Stored data:
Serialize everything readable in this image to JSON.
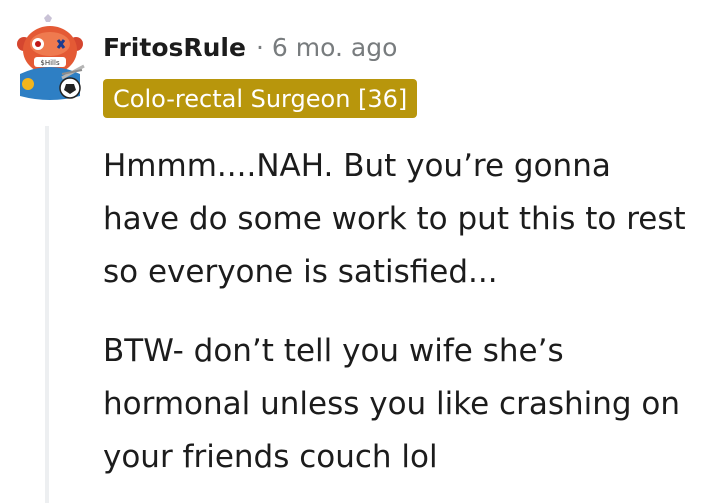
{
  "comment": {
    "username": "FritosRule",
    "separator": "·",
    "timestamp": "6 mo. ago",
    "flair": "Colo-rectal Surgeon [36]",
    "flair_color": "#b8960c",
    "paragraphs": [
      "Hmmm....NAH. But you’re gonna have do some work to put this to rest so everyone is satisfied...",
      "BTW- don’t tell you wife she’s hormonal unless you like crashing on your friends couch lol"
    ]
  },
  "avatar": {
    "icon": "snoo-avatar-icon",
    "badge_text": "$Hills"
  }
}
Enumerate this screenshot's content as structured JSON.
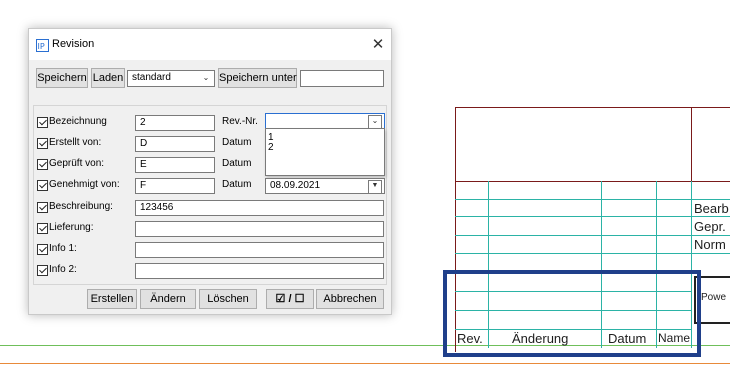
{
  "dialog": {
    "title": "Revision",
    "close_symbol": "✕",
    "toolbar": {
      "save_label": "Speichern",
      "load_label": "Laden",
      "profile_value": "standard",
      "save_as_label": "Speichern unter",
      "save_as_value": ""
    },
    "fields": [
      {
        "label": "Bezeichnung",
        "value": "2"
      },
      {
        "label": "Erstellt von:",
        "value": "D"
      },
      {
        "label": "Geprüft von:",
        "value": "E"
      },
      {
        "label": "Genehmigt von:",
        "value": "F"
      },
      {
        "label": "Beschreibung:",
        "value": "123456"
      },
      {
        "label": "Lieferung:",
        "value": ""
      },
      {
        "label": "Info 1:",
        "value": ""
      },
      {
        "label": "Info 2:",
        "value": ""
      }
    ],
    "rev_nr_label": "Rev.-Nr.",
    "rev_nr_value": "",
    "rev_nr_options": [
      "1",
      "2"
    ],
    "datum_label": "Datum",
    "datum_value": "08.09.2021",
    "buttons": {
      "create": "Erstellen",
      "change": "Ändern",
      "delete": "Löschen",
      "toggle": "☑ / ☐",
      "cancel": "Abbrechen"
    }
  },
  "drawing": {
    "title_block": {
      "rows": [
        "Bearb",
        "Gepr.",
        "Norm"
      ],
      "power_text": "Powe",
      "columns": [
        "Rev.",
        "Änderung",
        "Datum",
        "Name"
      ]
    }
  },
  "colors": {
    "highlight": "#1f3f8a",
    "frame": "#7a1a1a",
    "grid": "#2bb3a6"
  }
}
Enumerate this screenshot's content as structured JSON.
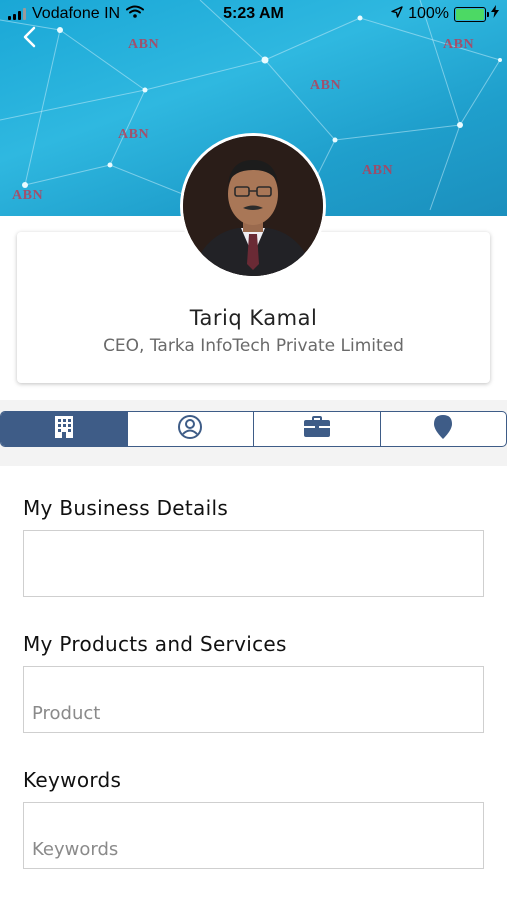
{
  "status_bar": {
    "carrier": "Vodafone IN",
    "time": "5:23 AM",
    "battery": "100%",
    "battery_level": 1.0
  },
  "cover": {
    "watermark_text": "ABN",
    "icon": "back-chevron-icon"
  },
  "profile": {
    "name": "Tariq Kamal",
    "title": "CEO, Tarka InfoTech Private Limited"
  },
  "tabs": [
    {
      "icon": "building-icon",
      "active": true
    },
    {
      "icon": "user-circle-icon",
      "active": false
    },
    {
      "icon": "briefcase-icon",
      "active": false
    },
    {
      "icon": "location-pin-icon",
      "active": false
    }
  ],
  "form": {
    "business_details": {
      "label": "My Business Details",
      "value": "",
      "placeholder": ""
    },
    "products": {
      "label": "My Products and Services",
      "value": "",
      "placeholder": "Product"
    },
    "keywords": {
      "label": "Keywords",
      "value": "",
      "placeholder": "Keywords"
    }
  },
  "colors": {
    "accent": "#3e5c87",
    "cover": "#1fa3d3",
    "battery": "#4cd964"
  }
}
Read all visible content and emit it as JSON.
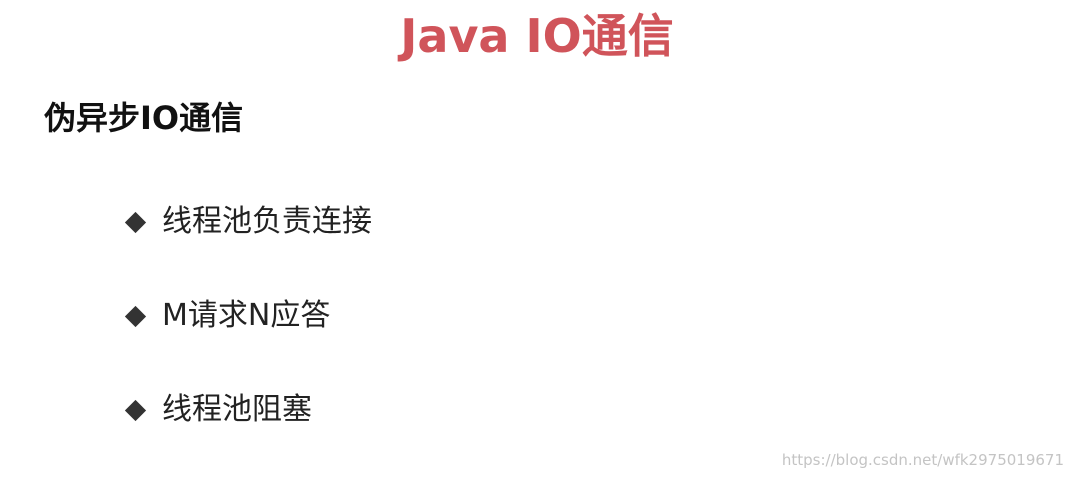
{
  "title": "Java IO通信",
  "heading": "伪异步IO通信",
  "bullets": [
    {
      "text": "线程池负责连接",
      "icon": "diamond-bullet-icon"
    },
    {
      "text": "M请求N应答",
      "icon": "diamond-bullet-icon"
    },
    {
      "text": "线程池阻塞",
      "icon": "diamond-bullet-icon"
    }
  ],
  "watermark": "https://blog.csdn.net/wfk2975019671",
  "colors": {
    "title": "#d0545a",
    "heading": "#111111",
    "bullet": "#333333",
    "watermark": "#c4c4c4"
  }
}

Task statement: Excluding the pictures, restate the records above word for word.

Solution:
Serialize everything readable in this image to JSON.
{
  "comment": {
    "username": "FritosRule",
    "separator": "·",
    "timestamp": "6 mo. ago",
    "flair": "Colo-rectal Surgeon [36]",
    "flair_color": "#b8960c",
    "paragraphs": [
      "Hmmm....NAH. But you’re gonna have do some work to put this to rest so everyone is satisfied...",
      "BTW- don’t tell you wife she’s hormonal unless you like crashing on your friends couch lol"
    ]
  },
  "avatar": {
    "icon": "snoo-avatar-icon",
    "badge_text": "$Hills"
  }
}
Enumerate this screenshot's content as structured JSON.
{
  "dialog": {
    "title": "Revision",
    "close_symbol": "✕",
    "toolbar": {
      "save_label": "Speichern",
      "load_label": "Laden",
      "profile_value": "standard",
      "save_as_label": "Speichern unter",
      "save_as_value": ""
    },
    "fields": [
      {
        "label": "Bezeichnung",
        "value": "2"
      },
      {
        "label": "Erstellt von:",
        "value": "D"
      },
      {
        "label": "Geprüft von:",
        "value": "E"
      },
      {
        "label": "Genehmigt von:",
        "value": "F"
      },
      {
        "label": "Beschreibung:",
        "value": "123456"
      },
      {
        "label": "Lieferung:",
        "value": ""
      },
      {
        "label": "Info 1:",
        "value": ""
      },
      {
        "label": "Info 2:",
        "value": ""
      }
    ],
    "rev_nr_label": "Rev.-Nr.",
    "rev_nr_value": "",
    "rev_nr_options": [
      "1",
      "2"
    ],
    "datum_label": "Datum",
    "datum_value": "08.09.2021",
    "buttons": {
      "create": "Erstellen",
      "change": "Ändern",
      "delete": "Löschen",
      "toggle": "☑ / ☐",
      "cancel": "Abbrechen"
    }
  },
  "drawing": {
    "title_block": {
      "rows": [
        "Bearb",
        "Gepr.",
        "Norm"
      ],
      "power_text": "Powe",
      "columns": [
        "Rev.",
        "Änderung",
        "Datum",
        "Name"
      ]
    }
  },
  "colors": {
    "highlight": "#1f3f8a",
    "frame": "#7a1a1a",
    "grid": "#2bb3a6"
  }
}
Enumerate this screenshot's content as structured JSON.
{
  "status_bar": {
    "carrier": "Vodafone IN",
    "time": "5:23 AM",
    "battery": "100%",
    "battery_level": 1.0
  },
  "cover": {
    "watermark_text": "ABN",
    "icon": "back-chevron-icon"
  },
  "profile": {
    "name": "Tariq Kamal",
    "title": "CEO, Tarka InfoTech Private Limited"
  },
  "tabs": [
    {
      "icon": "building-icon",
      "active": true
    },
    {
      "icon": "user-circle-icon",
      "active": false
    },
    {
      "icon": "briefcase-icon",
      "active": false
    },
    {
      "icon": "location-pin-icon",
      "active": false
    }
  ],
  "form": {
    "business_details": {
      "label": "My Business Details",
      "value": "",
      "placeholder": ""
    },
    "products": {
      "label": "My Products and Services",
      "value": "",
      "placeholder": "Product"
    },
    "keywords": {
      "label": "Keywords",
      "value": "",
      "placeholder": "Keywords"
    }
  },
  "colors": {
    "accent": "#3e5c87",
    "cover": "#1fa3d3",
    "battery": "#4cd964"
  }
}
Read all visible content and emit it as JSON.
{
  "title": "Java IO通信",
  "heading": "伪异步IO通信",
  "bullets": [
    {
      "text": "线程池负责连接",
      "icon": "diamond-bullet-icon"
    },
    {
      "text": "M请求N应答",
      "icon": "diamond-bullet-icon"
    },
    {
      "text": "线程池阻塞",
      "icon": "diamond-bullet-icon"
    }
  ],
  "watermark": "https://blog.csdn.net/wfk2975019671",
  "colors": {
    "title": "#d0545a",
    "heading": "#111111",
    "bullet": "#333333",
    "watermark": "#c4c4c4"
  }
}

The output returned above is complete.